▸ **The exercise**
Format the items below as a numbered list, leaving out any blank lines, covering only the stretch from the start of the items through the line that contains "text-tool-icon[interactable]: T [37,129,51,143]".

▸ **Element region listings**
....................

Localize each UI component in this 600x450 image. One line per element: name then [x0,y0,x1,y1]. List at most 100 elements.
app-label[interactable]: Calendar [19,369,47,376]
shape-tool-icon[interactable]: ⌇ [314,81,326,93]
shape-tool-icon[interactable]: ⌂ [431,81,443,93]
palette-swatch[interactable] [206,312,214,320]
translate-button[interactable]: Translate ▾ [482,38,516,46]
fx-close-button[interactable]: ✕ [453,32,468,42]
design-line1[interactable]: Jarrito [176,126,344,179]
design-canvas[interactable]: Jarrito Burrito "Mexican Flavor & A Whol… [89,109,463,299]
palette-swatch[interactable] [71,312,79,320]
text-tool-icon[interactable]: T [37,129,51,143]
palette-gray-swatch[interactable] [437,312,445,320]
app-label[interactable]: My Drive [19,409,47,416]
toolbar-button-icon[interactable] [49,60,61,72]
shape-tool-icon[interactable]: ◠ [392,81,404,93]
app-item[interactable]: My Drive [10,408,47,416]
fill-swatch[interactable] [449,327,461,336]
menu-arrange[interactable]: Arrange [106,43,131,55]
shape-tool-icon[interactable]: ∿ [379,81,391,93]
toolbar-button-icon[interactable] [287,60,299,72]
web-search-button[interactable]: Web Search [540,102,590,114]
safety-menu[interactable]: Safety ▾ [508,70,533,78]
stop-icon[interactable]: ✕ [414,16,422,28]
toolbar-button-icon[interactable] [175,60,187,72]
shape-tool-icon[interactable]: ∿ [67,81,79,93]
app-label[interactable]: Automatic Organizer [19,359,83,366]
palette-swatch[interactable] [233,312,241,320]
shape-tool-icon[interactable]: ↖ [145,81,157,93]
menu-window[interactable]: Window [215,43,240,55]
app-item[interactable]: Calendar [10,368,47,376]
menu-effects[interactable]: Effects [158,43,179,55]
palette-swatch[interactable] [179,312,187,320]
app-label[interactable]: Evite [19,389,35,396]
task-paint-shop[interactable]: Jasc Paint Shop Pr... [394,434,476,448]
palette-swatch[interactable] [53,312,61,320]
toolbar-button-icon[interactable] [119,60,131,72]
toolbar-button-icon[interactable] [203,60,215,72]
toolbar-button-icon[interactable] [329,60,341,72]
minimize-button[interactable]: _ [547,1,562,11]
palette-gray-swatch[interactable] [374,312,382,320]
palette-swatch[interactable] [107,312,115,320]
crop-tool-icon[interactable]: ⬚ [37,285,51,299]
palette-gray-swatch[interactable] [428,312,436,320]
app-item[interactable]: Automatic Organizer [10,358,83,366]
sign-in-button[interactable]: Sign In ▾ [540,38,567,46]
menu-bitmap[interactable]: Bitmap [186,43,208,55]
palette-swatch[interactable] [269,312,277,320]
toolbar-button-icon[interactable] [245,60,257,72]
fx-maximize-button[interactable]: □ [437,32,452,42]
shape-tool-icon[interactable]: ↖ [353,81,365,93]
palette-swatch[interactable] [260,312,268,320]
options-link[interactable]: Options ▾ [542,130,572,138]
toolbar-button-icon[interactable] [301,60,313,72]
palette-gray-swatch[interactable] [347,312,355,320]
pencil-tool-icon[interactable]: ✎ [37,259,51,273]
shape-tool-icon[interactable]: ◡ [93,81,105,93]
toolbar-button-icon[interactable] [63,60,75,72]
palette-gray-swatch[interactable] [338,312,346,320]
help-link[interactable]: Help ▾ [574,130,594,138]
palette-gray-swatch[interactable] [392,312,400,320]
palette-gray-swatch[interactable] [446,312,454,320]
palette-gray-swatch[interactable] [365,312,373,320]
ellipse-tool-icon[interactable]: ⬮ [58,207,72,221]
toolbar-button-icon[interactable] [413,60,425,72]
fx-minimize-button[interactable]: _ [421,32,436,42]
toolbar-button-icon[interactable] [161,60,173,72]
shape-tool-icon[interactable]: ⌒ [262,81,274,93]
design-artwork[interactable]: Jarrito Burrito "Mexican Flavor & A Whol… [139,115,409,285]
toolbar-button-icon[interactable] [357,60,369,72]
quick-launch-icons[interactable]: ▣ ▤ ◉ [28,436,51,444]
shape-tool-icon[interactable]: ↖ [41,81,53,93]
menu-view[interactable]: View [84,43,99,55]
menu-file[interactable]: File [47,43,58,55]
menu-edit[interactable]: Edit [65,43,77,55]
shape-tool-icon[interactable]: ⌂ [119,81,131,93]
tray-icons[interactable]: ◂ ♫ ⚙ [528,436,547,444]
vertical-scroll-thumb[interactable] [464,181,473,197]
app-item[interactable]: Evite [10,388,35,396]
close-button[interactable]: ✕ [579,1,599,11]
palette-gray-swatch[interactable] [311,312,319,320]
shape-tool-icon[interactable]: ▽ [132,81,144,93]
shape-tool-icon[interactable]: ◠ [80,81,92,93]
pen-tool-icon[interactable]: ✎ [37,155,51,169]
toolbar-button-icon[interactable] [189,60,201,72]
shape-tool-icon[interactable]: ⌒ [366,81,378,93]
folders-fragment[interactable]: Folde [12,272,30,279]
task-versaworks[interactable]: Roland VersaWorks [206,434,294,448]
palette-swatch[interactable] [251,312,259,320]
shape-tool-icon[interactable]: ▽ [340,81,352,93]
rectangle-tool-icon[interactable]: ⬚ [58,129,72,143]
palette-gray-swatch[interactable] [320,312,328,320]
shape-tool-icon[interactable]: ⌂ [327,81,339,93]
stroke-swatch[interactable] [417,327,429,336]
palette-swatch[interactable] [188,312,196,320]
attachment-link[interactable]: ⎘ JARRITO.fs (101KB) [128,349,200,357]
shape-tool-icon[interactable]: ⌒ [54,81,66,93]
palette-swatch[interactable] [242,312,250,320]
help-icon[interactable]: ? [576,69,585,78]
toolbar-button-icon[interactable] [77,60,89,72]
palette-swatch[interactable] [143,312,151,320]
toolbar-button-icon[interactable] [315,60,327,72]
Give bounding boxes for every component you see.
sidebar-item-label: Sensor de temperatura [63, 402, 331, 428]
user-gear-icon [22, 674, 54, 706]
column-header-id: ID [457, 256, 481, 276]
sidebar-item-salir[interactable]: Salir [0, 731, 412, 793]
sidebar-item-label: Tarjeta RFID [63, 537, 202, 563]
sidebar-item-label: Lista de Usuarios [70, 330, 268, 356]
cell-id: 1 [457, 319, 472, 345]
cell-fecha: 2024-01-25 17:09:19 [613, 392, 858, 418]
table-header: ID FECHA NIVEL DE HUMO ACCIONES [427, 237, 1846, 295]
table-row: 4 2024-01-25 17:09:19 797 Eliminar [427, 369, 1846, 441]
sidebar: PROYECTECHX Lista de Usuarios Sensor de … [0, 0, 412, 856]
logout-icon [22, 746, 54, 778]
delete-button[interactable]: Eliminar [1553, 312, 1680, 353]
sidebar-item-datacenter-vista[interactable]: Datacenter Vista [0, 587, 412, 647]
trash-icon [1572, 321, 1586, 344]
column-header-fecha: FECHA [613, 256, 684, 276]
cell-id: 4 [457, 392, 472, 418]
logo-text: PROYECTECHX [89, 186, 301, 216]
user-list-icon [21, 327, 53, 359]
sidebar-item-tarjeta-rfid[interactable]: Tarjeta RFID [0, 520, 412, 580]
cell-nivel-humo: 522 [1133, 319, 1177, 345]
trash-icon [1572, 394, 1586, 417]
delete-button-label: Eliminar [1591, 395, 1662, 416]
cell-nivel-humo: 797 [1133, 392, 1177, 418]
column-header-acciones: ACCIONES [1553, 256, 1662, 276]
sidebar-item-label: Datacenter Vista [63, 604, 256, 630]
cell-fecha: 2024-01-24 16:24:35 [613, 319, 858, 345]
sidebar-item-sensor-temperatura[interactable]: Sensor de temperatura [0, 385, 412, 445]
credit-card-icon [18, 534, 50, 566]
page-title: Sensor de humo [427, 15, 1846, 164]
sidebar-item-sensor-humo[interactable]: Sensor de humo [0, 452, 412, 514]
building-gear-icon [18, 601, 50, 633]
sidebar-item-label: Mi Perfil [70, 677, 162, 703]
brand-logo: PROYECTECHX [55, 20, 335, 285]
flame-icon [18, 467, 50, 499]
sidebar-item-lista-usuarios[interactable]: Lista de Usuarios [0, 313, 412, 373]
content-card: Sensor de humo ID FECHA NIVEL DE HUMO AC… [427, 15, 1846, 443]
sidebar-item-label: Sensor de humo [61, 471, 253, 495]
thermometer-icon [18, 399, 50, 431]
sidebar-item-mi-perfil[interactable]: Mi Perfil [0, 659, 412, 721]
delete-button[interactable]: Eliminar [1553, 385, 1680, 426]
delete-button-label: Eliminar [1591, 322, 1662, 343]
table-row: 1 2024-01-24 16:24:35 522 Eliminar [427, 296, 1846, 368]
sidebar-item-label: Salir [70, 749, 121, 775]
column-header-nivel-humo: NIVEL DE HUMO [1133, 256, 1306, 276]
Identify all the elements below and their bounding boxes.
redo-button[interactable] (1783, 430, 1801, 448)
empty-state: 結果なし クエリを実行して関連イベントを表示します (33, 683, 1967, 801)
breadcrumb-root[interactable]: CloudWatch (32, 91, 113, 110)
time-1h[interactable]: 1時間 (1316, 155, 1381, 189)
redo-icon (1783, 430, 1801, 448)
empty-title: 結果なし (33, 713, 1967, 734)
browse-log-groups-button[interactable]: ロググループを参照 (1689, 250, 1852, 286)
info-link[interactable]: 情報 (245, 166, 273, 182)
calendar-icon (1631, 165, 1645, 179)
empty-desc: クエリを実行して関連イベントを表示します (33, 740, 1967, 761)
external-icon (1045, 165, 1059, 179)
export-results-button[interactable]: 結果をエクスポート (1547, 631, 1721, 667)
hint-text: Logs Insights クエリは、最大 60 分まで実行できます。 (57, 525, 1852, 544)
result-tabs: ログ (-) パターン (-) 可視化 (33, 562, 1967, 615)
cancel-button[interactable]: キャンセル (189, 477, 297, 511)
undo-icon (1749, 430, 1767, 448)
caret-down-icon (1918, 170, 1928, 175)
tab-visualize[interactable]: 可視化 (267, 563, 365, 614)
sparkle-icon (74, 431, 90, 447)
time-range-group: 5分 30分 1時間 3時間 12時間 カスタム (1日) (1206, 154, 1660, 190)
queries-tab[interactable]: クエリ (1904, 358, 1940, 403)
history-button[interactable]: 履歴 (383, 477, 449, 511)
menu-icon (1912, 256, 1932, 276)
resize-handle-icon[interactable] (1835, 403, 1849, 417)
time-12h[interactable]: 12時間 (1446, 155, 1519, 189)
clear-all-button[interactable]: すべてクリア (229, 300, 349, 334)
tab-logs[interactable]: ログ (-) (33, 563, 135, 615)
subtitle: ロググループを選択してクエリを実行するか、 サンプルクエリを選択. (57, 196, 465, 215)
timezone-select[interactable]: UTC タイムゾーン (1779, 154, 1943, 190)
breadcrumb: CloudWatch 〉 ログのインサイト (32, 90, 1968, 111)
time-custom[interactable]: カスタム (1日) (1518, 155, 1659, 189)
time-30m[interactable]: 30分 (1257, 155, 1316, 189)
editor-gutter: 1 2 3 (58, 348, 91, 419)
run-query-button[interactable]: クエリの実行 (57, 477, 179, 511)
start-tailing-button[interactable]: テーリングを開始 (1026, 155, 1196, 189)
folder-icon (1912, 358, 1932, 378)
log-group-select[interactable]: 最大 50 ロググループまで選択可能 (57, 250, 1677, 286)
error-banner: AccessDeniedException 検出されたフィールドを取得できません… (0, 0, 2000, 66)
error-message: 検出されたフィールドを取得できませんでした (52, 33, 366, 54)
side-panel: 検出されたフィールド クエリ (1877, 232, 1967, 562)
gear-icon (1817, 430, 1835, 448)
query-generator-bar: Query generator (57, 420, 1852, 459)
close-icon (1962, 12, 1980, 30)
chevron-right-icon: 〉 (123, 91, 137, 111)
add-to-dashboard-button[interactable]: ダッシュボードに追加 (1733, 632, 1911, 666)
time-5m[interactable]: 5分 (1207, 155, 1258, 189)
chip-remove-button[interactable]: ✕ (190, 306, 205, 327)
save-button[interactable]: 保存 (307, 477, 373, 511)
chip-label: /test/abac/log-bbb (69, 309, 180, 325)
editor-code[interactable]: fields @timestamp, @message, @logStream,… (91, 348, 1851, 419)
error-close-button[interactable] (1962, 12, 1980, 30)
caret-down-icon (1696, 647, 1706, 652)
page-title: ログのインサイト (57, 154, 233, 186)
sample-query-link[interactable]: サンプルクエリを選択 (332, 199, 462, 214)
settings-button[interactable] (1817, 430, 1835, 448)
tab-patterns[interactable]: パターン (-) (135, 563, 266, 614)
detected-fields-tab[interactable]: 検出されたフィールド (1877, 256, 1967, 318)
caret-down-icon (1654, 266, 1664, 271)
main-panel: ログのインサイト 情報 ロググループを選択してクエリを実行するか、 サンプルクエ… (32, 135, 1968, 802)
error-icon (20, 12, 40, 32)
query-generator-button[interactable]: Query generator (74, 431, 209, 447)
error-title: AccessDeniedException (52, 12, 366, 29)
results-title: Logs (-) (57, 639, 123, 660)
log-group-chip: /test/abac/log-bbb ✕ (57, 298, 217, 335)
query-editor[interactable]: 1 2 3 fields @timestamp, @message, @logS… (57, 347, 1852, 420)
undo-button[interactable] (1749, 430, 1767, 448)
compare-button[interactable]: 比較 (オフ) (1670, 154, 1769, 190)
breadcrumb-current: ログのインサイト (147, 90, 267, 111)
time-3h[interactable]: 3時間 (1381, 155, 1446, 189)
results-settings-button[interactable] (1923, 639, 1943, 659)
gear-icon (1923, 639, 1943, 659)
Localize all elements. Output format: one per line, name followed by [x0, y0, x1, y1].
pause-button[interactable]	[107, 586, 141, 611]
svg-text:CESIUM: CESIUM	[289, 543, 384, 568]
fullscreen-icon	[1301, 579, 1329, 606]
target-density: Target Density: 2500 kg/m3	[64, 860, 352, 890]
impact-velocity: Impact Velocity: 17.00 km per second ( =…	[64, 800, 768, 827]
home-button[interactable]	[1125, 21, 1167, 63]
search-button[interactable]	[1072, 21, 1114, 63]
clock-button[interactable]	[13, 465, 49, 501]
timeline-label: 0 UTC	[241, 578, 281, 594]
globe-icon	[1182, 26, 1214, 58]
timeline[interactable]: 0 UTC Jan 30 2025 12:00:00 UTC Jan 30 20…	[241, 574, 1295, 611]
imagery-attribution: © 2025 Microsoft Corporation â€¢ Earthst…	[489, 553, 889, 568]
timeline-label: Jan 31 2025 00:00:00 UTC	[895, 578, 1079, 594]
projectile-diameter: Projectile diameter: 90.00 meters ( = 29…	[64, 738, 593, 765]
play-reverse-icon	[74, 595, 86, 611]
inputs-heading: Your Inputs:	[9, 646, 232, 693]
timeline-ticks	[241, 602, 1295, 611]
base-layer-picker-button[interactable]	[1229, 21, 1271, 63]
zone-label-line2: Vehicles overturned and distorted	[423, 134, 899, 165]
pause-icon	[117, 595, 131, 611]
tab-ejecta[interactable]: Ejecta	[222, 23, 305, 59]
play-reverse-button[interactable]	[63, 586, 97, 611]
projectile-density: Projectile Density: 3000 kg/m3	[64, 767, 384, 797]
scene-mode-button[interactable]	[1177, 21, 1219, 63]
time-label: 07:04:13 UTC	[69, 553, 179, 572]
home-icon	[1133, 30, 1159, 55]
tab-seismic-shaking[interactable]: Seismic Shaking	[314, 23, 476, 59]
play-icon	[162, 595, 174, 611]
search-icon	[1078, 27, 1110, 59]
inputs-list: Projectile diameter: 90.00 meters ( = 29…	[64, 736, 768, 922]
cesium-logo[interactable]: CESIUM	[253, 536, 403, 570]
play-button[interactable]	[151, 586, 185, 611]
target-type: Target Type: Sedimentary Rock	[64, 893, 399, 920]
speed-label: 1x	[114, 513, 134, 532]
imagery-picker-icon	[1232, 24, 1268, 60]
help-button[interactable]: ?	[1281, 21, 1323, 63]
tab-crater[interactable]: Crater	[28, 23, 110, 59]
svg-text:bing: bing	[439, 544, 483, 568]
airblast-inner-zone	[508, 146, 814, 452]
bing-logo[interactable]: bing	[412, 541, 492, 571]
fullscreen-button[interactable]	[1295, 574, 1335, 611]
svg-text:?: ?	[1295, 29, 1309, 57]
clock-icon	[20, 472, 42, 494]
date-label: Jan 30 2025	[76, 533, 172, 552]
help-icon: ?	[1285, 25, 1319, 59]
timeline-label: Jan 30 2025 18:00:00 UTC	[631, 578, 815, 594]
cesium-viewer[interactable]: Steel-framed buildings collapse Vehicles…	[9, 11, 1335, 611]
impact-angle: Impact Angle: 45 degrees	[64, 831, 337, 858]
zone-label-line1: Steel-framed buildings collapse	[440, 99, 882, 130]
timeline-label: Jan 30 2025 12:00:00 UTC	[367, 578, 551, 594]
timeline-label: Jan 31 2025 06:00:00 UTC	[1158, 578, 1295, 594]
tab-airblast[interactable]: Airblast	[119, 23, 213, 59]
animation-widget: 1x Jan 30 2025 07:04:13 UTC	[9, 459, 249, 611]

....................

▸ **Exercise solution**
1. Localize each UI component in this 600x450 image. One line per element: name then [x0,y0,x1,y1]. List at most 100 elements.
2. app-label[interactable]: Calendar [19,369,47,376]
3. shape-tool-icon[interactable]: ⌇ [314,81,326,93]
4. shape-tool-icon[interactable]: ⌂ [431,81,443,93]
5. palette-swatch[interactable] [206,312,214,320]
6. translate-button[interactable]: Translate ▾ [482,38,516,46]
7. fx-close-button[interactable]: ✕ [453,32,468,42]
8. design-line1[interactable]: Jarrito [176,126,344,179]
9. design-canvas[interactable]: Jarrito Burrito "Mexican Flavor & A Whol… [89,109,463,299]
10. palette-swatch[interactable] [71,312,79,320]
11. text-tool-icon[interactable]: T [37,129,51,143]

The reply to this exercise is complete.